**Records for the exercise:**
══════════
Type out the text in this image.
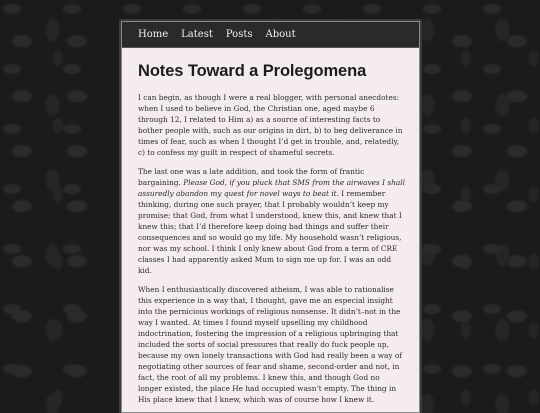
Home Latest Posts About
Notes Toward a Prolegomena

I can begin, as though I were a real blogger, with personal anecdotes: when I used to believe in God, the Christian one, aged maybe 6 through 12, I related to Him a) as a source of interesting facts to bother people with, such as our origins in dirt, b) to beg deliverance in times of fear, such as when I thought I’d get in trouble, and, relatedly, c) to confess my guilt in respect of shameful secrets.

The last one was a late addition, and took the form of frantic bargaining. Please God, if you pluck that SMS from the airwaves I shall assuredly abandon my quest for novel ways to beat it. I remember thinking, during one such prayer, that I probably wouldn’t keep my promise; that God, from what I understood, knew this, and knew that I knew this; that I’d therefore keep doing bad things and suffer their consequences and so would go my life. My household wasn’t religious, nor was my school. I think I only knew about God from a term of CRE classes I had apparently asked Mum to sign me up for. I was an odd kid.

When I enthusiastically discovered atheism, I was able to rationalise this experience in a way that, I thought, gave me an especial insight into the pernicious workings of religious nonsense. It didn’t–not in the way I wanted. At times I found myself upselling my childhood indoctrination, fostering the impression of a religious upbringing that included the sorts of social pressures that really do fuck people up, because my own lonely transactions with God had really been a way of negotiating other sources of fear and shame, second-order and not, in fact, the root of all my problems. I knew this, and though God no longer existed, the place He had occupied wasn’t empty. The thing in His place knew that I knew, which was of course how I knew it.
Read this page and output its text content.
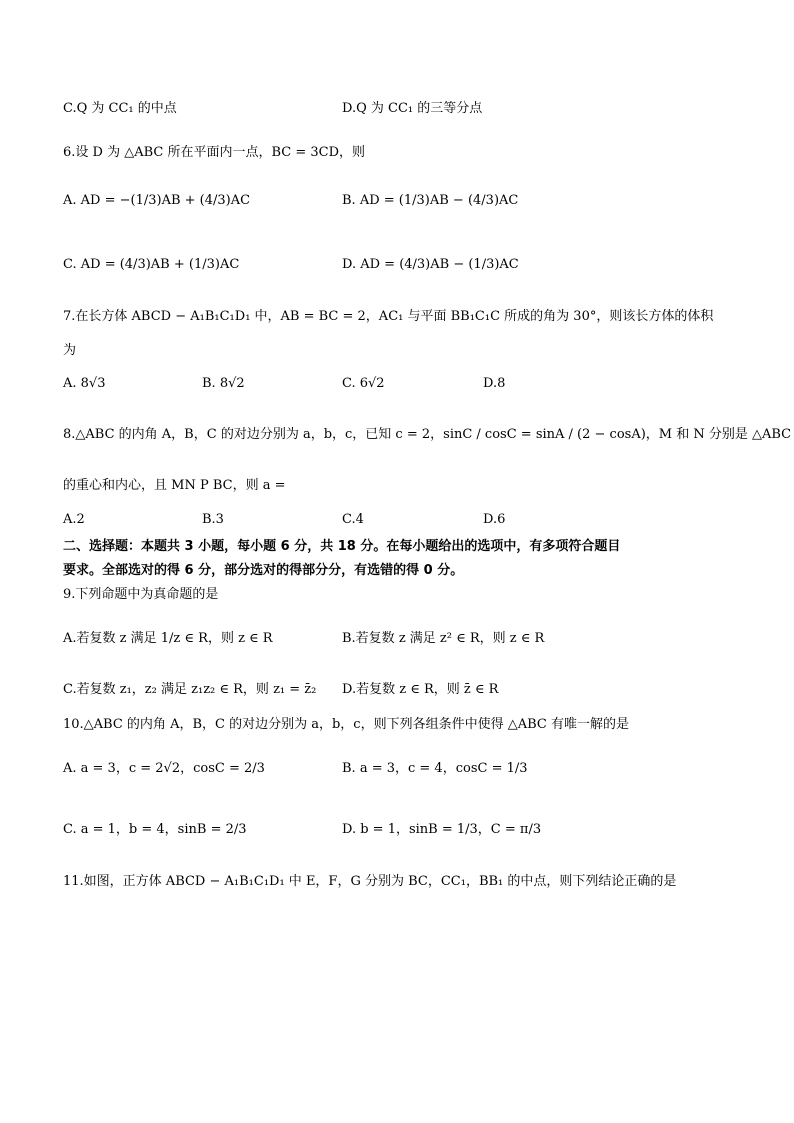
C.Q 为 CC₁ 的中点	D.Q 为 CC₁ 的三等分点
6.设 D 为 △ABC 所在平面内一点，BC = 3CD，则
A. AD = −(1/3)AB + (4/3)AC	B. AD = (1/3)AB − (4/3)AC
C. AD = (4/3)AB + (1/3)AC	D. AD = (4/3)AB − (1/3)AC
7.在长方体 ABCD − A₁B₁C₁D₁ 中，AB = BC = 2，AC₁ 与平面 BB₁C₁C 所成的角为 30°，则该长方体的体积
为
A. 8√3	B. 8√2	C. 6√2	D.8
8.△ABC 的内角 A，B，C 的对边分别为 a，b，c，已知 c = 2，sinC / cosC = sinA / (2 − cosA)，M 和 N 分别是 △ABC
的重心和内心，且 MN P BC，则 a =
A.2	B.3	C.4	D.6
二、选择题：本题共 3 小题，每小题 6 分，共 18 分。在每小题给出的选项中，有多项符合题目
要求。全部选对的得 6 分，部分选对的得部分分，有选错的得 0 分。
9.下列命题中为真命题的是
A.若复数 z 满足 1/z ∈ R，则 z ∈ R	B.若复数 z 满足 z² ∈ R，则 z ∈ R
C.若复数 z₁，z₂ 满足 z₁z₂ ∈ R，则 z₁ = z̄₂ D.若复数 z ∈ R，则 z̄ ∈ R
10.△ABC 的内角 A，B，C 的对边分别为 a，b，c，则下列各组条件中使得 △ABC 有唯一解的是
A. a = 3，c = 2√2，cosC = 2/3	B. a = 3，c = 4，cosC = 1/3
C. a = 1，b = 4，sinB = 2/3	D. b = 1，sinB = 1/3，C = π/3
11.如图，正方体 ABCD − A₁B₁C₁D₁ 中 E，F，G 分别为 BC，CC₁，BB₁ 的中点，则下列结论正确的是
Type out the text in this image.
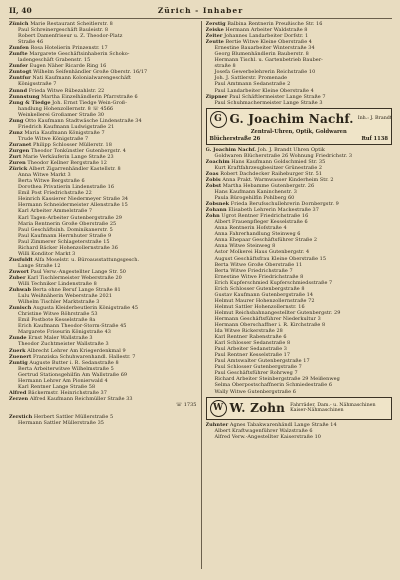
II, 40	Zürich - Inhaber
Zünich Marie Restaurant Scheitlerstr. 8
Paul Schreinergeschäft Bauleistr. 8
Robert Damenfriseur u. Z. Theodor-Platz
Straße 46
Zunfen Rosa Hotelierin Prinzenstr. 17
Zunfte Margarete Geschäftsinhaberin Schoko-
ladengeschäft Grabenstr. 15
Zunfer Eugen Näher Ricarde Ring 16
Zuntogt Wilhelm Seifenhändler Große Oberstr. 16/17
Zuntfur Nati Kaufmann Kolonialwarengeschäft
Königsstraße 7
Zunnd Frieda Witwe Rübezahlstr. 22
Zunnstung Martha Einzelhändlerin Pfarrstraße 6
Zung & Tiedge Joh. Ernst Tiedge Wein-Groß-
handlung Hohenzollernstr. 8 ☏ 4566
Weinkellerei Großamer Straße 30
Zung Otto Kaufmann Stadtwäsche Lindenstraße 34
Friedrich Kaufmann Ludwigstraße 21
Zunz Maria Kaufmann Königstraße 7
Trude Witwe Königstraße 7
Zuranet Philipp Schlosser Müllerstr. 18
Zurgen Theodor Tonkünstler Gutenbergstr. 4
Zurt Marie Verkäuferin Lange Straße 23
Zuren Theodor Kellner Bergstraße 12
Zürick Albert Zigarrenhändler Kastellstr. 8
Anna Witwe Markt 3
Berta Witwe Bergstraße 6
Dorothea Privatierin Lindenstraße 16
Emil Post Friedrichstraße 22
Heinrich Kassierer Niedermeyer Straße 34
Hermann Schneidermeister Allenstraße 15
Karl Arbeiter Ammelstraße 7
Karl Tagen-Arbeiter Gutenbergstraße 29
Maria Rentnerin Große Oberstraße 25
Paul Geschäftsinh. Dominikanerstr. 5
Paul Kaufmann Herrnhuter Straße 9
Paul Zimmerer Schlageterstraße 15
Richard Bäcker Hohenzollernstraße 36
Willi Konditor Markt 3
Zusfuldt Alfa Moselstr. u. Büroausstattungsgesch.
Lange Straße 12
Zuwort Paul Verw.-Angestellter Lange Str. 50
Zuber Karl Tischlermeister Weberstraße 20
Willi Techniker Lindenstraße 8
Zuhwab Berta ohne Beruf Lange Straße 81
Lulu Weißnäherin Weberstraße 2021
Wilhelm Tischler Marktstraße 3
Zunisch Augusta Kleiderbeutlerin Königstraße 45
Christine Witwe Röhrstraße 53
Emil Postbote Kesselstraße 8a
Erich Kaufmann Theodor-Storm-Straße 45
Margarete Friseurin Königstraße 43
Zunde Ernst Maler Wallstraße 3
Theodor Zuchtmeister Wallstraße 3
Zuerk Albrecht Lehrer Am Kriegerdenkmal 9
Zuenert Franziska Schuhwarenhandl. Hallestr. 7
Zuntig Auguste Butter i. R. Sedanstraße 8
Berta Arbeiterwitwe Wilhelmstraße 5
Gertrud Stationsgehilfin Am Wallstraße 69
Hermann Lehrer Am Pionierwald 4
Karl Rentner Lange Straße 58
Alfred Bäckermstr. Heinrichstraße 37
Zerzen Alfred Kaufmann Reichmüller Straße 33
☏ 1735

Zerstich Herbert Sattler Müllerstraße 5
Hermann Sattler Müllerstraße 35
Zerstig Balbina Rentnerin Preußische Str. 16
Zeiske Hermann Arbeiter Waldstraße 8
Zeiter Johannes Landarbeiter Dorfstr. 1
Zeutte Bertie Witwe Kleine Oberstraße 4
Ernestine Bauarbeiter Winterstraße 34
Georg Blumenhändlerin Bauberstr. 8
Hermann Tischl. u. Gartenbetrieb Bauber-
straße 8
Josefa Gewerbelehrerin Reichstraße 10
Joh. J. Sattlerstr. Promenade
Paul Amtmann Sedanstraße 2
Paul Landarbeiter Kleine Oberstraße 4
Zippner Paul Schäftlermeister Lange Straße 7
Paul Schuhmachermeister Lange Straße 3
G G. Joachim Nachf. Inh.: J. Brandt
Zentral-Uhren, Optik, Goldwaren
Blücherstraße 26	Ruf 1138
G. Joachim Nachf. Joh. J. Brandt Uhren Optik
Goldwaren Blücherstraße 26 Wohnung Friedrichstr. 3
Zoachim Hans Kaufmann Goldschmied Str. 35
Kurt Kraftfahrzeugbesitzer Grünestraße 2
Zoas Robert Dachdecker Raiheburger Str. 51
Zobis Anna Prakt. Warmwasser Kinderheim Str. 2
Zobst Martha Hebamme Gutenbergstr. 26
Hans Kaufmann Kaninchenstr. 3
Paula Bürogehilfin Pohlberg 60
Zobsnek Frieda Berufsschullehrerin Dornbergstr. 9
Zohann Elisabeth Lehrerin Mackestraße 37
Zohn Ugrot Rentner Friedrichstraße 16
Albert Frauenpfleger Kesselstraße 6
Anna Rentnerin Hofstraße 4
Anna Fahrerhandlung Steinweg 6
Anna Ehepaar Geschäftsführer Straße 2
Anna Witwe Steinweg 8
Astor Molkerei Haus Gutenbergstr. 4
August Geschäftsfrau Kleine Oberstraße 15
Berta Witwe Große Oberstraße 11
Berta Witwe Friedrichstraße 7
Ernestine Witwe Friedrichstraße 8
Erich Kupferschmied Kupferschmiedsstraße 7
Erich Schlosser Gutenbergstraße 8
Gustav Kaufmann Gutenbergstraße 14
Helmut Maurer Hohenzollernstraße 72
Helmut Sattler Hohenzollernstr. 16
Helmut Reichsbahnangestellter Gutenbergstr. 29
Hermann Geschäftsführer Niederkultur 3
Hermann Oberschaffner i. R. Kirchstraße 8
Ida Witwe Rickerstraße 28
Karl Rentner Rabenstraße 6
Karl Schlosser Sedanstraße 8
Paul Arbeiter Sedanstraße 3
Paul Rentner Kesselstraße 17
Paul Amtswalter Gutenbergstraße 17
Paul Schlosser Gutenbergstraße 7
Paul Geschäftsführer Rohrweg 7
Richard Arbeiter Steinbergstraße 29 Meißenweg
Selma Oberpostschaffnerin Schmiedestraße 6
Wally Witwe Gutenbergstraße 6
W W. Zohn Fahrräder, Dam.- u. Nähmaschinen
Kaiser-Nähmaschinen
Zuhnter Agnes Tabakwarenhändl Lange Straße 14
Albert Kraftwagenführer Walzstraße 6
Alfred Verw.-Angestellter Kaiserstraße 10
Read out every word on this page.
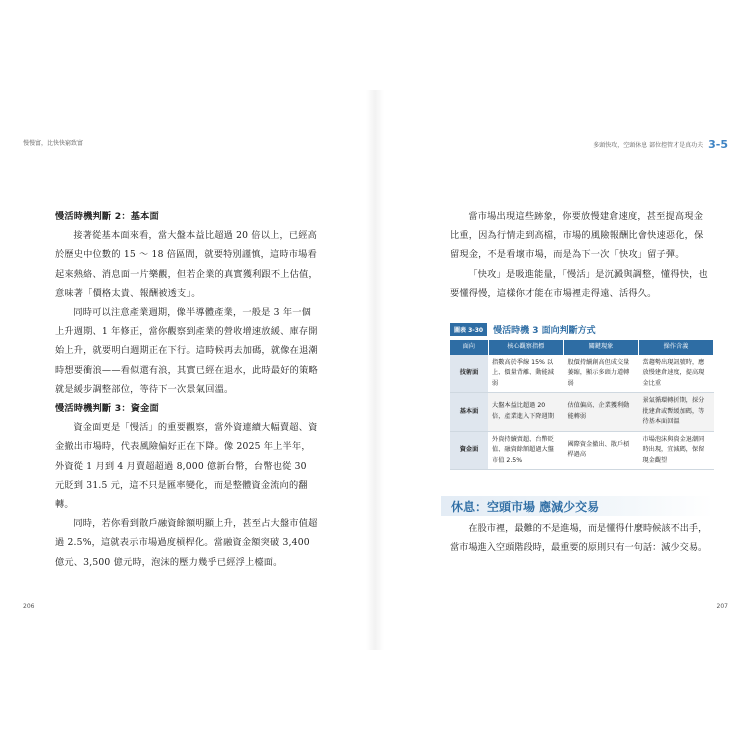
慢慢富，比快快窮致富

慢活時機判斷 2：基本面

接著從基本面來看，當大盤本益比超過 20 倍以上，已經高於歷史中位數的 15 ～ 18 倍區間，就要特別謹慎，這時市場看起來熱絡、消息面一片樂觀，但若企業的真實獲利跟不上估值，意味著「價格太貴、報酬被透支」。

同時可以注意產業週期，像半導體產業，一般是 3 年一個上升週期、1 年修正，當你觀察到產業的營收增速放緩、庫存開始上升，就要明白週期正在下行。這時候再去加碼，就像在退潮時想要衝浪——看似還有浪，其實已經在退水，此時最好的策略就是緩步調整部位，等待下一次景氣回溫。

慢活時機判斷 3：資金面

資金面更是「慢活」的重要觀察，當外資連續大幅賣超、資金撤出市場時，代表風險偏好正在下降。像 2025 年上半年，外資從 1 月到 4 月賣超超過 8,000 億新台幣，台幣也從 30 元貶到 31.5 元，這不只是匯率變化，而是整體資金流向的翻轉。

同時，若你看到散戶融資餘額明顯上升，甚至占大盤市值超過 2.5%，這就表示市場過度槓桿化。當融資金額突破 3,400 億元、3,500 億元時，泡沫的壓力幾乎已經浮上檯面。

206
多頭快攻，空頭休息 部位控管才是真功夫 3-5

當市場出現這些跡象，你要放慢建倉速度，甚至提高現金比重，因為行情走到高檔，市場的風險報酬比會快速惡化，保留現金，不是看壞市場，而是為下一次「快攻」留子彈。

「快攻」是吸進能量，「慢活」是沉澱與調整，懂得快，也要懂得慢，這樣你才能在市場裡走得遠、活得久。

圖表 3-30	慢活時機 3 面向判斷方式
面向	核心觀察指標	關鍵現象	操作含義
技術面	指數高於季線 15% 以上、價量背離、動能減弱	股價持續創高但成交量萎縮，顯示多頭力道轉弱	當趨勢出現訊號時，應放慢建倉速度，提高現金比重
基本面	大盤本益比超過 20 倍，產業進入下降週期	估值偏高、企業獲利動能轉弱	景氣循環轉折期，採分批建倉或暫緩加碼，等待基本面回溫
資金面	外資持續賣超、台幣貶值、融資餘額超過大盤市值 2.5%	國際資金撤出、散戶槓桿過高	市場泡沫與資金退潮同時出現，宜減碼，保留現金觀望
休息：空頭市場 應減少交易

在股市裡，最難的不是進場，而是懂得什麼時候該不出手，當市場進入空頭階段時，最重要的原則只有一句話：減少交易。

207
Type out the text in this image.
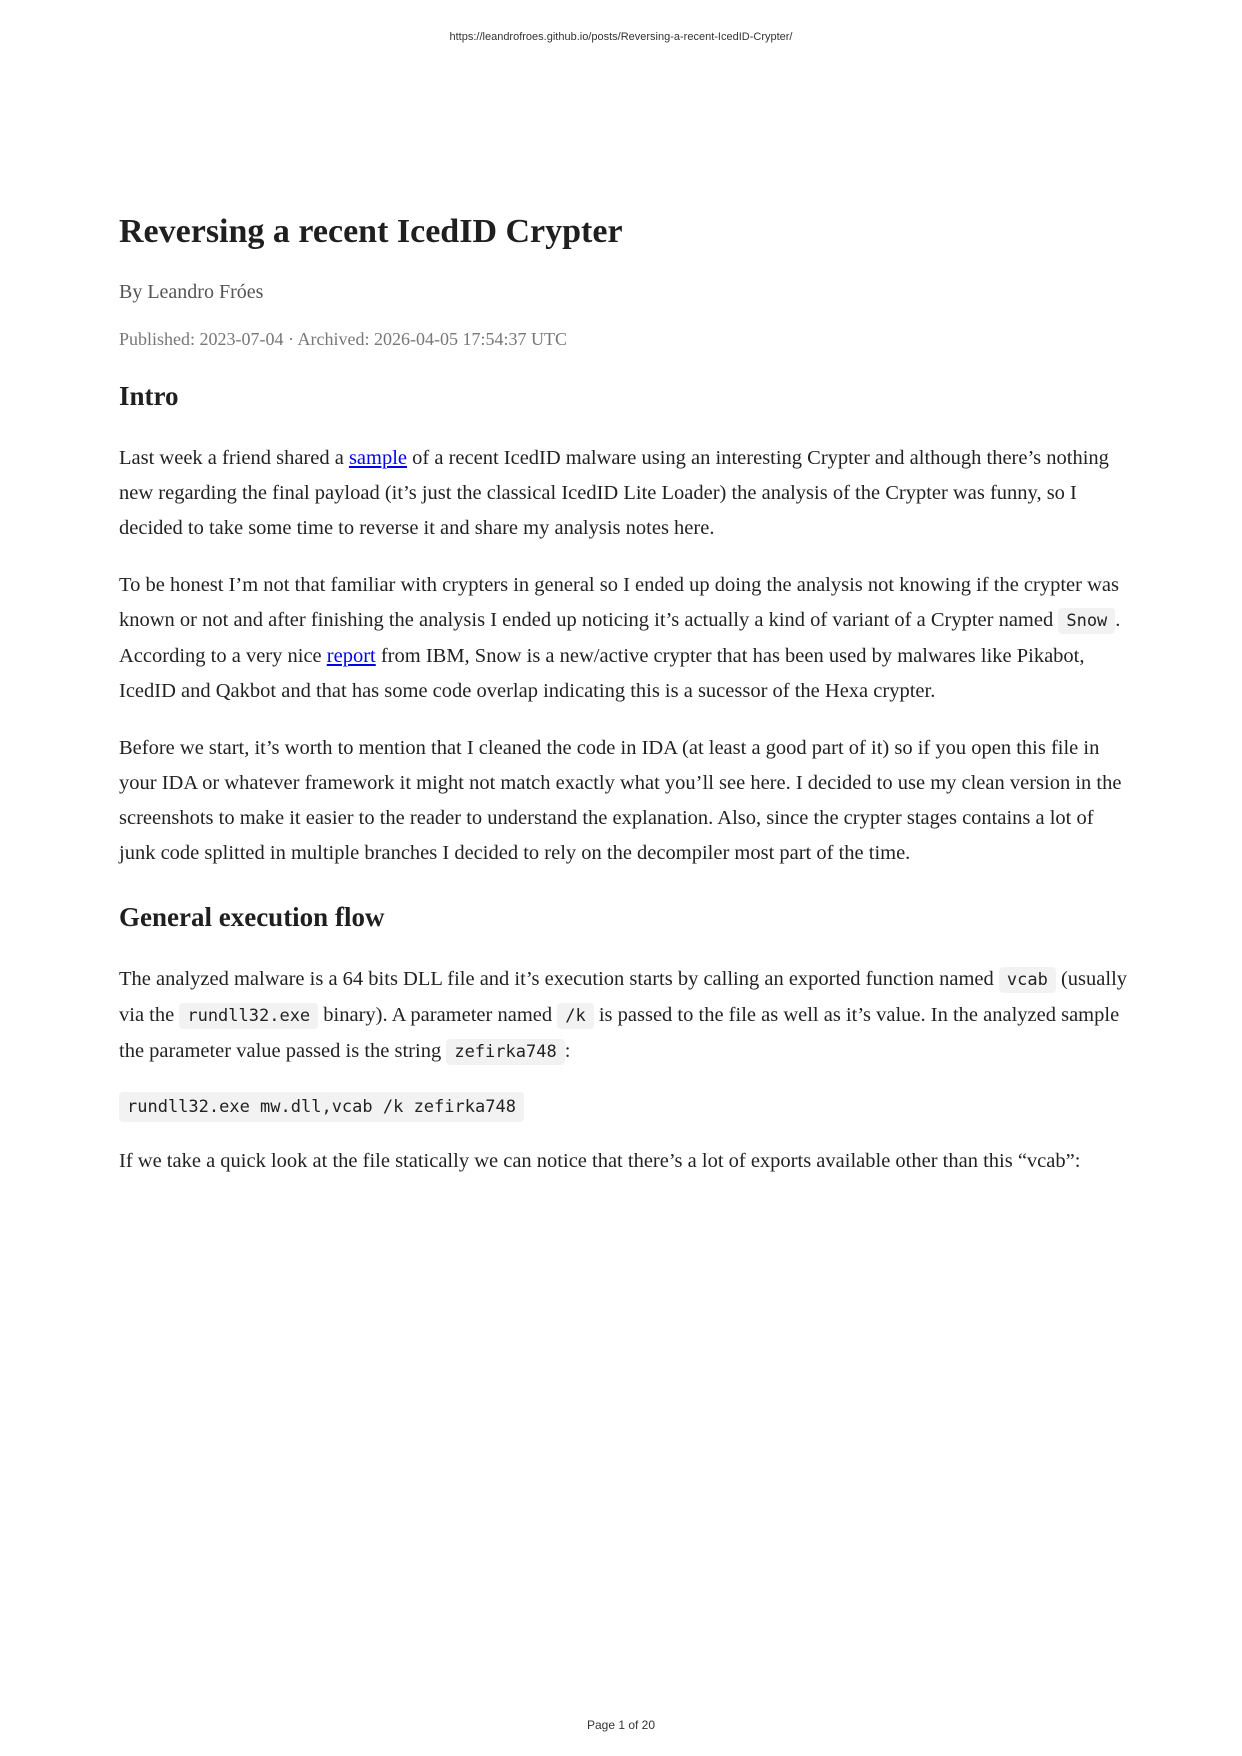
https://leandrofroes.github.io/posts/Reversing-a-recent-IcedID-Crypter/
Reversing a recent IcedID Crypter
By Leandro Fróes
Published: 2023-07-04 · Archived: 2026-04-05 17:54:37 UTC
Intro

Last week a friend shared a sample of a recent IcedID malware using an interesting Crypter and although there’s nothing new regarding the final payload (it’s just the classical IcedID Lite Loader) the analysis of the Crypter was funny, so I decided to take some time to reverse it and share my analysis notes here.

To be honest I’m not that familiar with crypters in general so I ended up doing the analysis not knowing if the crypter was known or not and after finishing the analysis I ended up noticing it’s actually a kind of variant of a Crypter named Snow . According to a very nice report from IBM, Snow is a new/active crypter that has been used by malwares like Pikabot, IcedID and Qakbot and that has some code overlap indicating this is a sucessor of the Hexa crypter.

Before we start, it’s worth to mention that I cleaned the code in IDA (at least a good part of it) so if you open this file in your IDA or whatever framework it might not match exactly what you’ll see here. I decided to use my clean version in the screenshots to make it easier to the reader to understand the explanation. Also, since the crypter stages contains a lot of junk code splitted in multiple branches I decided to rely on the decompiler most part of the time.

General execution flow

The analyzed malware is a 64 bits DLL file and it’s execution starts by calling an exported function named vcab (usually via the rundll32.exe binary). A parameter named /k is passed to the file as well as it’s value. In the analyzed sample the parameter value passed is the string zefirka748 :

rundll32.exe mw.dll,vcab /k zefirka748

If we take a quick look at the file statically we can notice that there’s a lot of exports available other than this “vcab”:

Page 1 of 20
══════════
Work out how many lines in the entries hold the string "Alfred". Your answer should consist solely of that number.

**Task output:**
3